--- Directions for this task ---
Search the records below for the word "masque" and show every line where it occurs.

========================================================================

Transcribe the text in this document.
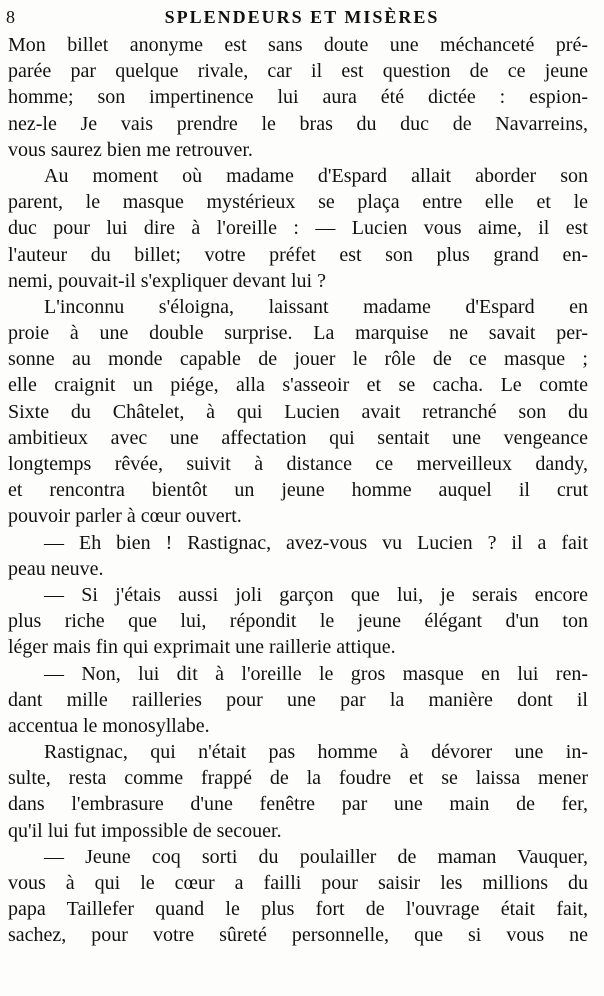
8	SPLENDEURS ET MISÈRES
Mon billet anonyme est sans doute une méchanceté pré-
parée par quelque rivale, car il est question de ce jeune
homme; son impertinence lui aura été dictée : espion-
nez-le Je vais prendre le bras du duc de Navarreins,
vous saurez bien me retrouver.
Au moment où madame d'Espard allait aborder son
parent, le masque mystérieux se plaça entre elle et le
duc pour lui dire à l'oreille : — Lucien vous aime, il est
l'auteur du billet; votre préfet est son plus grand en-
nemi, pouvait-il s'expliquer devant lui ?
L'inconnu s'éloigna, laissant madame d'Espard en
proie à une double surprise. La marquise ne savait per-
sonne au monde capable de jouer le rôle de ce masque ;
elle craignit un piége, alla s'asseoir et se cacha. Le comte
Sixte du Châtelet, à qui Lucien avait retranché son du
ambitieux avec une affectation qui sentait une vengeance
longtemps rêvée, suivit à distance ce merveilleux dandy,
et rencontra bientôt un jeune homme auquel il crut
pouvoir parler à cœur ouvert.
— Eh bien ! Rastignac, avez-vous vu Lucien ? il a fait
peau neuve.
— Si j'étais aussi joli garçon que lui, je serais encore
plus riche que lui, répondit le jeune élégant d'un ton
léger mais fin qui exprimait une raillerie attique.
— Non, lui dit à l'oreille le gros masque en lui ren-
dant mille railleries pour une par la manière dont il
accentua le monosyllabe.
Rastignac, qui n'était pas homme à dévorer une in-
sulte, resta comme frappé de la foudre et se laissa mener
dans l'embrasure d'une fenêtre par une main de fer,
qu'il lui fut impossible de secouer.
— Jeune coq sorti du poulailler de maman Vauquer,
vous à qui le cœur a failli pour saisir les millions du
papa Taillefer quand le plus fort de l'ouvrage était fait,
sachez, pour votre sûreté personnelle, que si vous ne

========================================================================

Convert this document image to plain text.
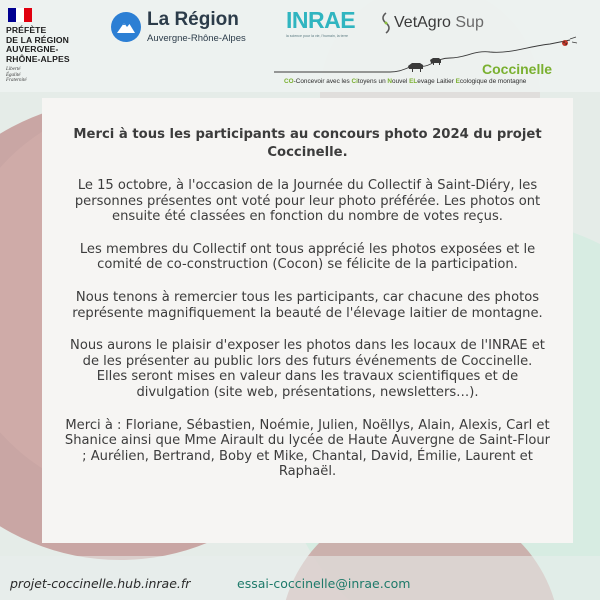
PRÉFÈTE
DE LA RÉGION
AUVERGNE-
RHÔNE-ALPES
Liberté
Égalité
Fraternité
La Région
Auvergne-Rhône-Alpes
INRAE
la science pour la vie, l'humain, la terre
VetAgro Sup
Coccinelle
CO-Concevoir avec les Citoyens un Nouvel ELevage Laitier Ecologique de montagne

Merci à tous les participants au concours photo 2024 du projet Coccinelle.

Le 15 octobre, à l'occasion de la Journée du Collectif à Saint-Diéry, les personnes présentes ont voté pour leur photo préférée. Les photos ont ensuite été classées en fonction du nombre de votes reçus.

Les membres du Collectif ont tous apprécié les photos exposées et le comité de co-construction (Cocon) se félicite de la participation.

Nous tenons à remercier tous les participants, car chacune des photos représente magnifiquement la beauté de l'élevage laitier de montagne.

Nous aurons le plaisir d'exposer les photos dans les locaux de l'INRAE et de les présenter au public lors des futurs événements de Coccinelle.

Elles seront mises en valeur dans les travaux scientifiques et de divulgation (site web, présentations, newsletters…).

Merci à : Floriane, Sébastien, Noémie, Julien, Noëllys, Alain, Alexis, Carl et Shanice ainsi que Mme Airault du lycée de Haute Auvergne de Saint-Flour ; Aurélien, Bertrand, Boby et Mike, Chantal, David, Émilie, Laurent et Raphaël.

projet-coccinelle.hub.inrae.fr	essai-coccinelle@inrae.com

========================================================================

--- Solution for this problem ---
parent, le masque mystérieux se plaça entre elle et le
sonne au monde capable de jouer le rôle de ce masque ;
— Non, lui dit à l'oreille le gros masque en lui ren-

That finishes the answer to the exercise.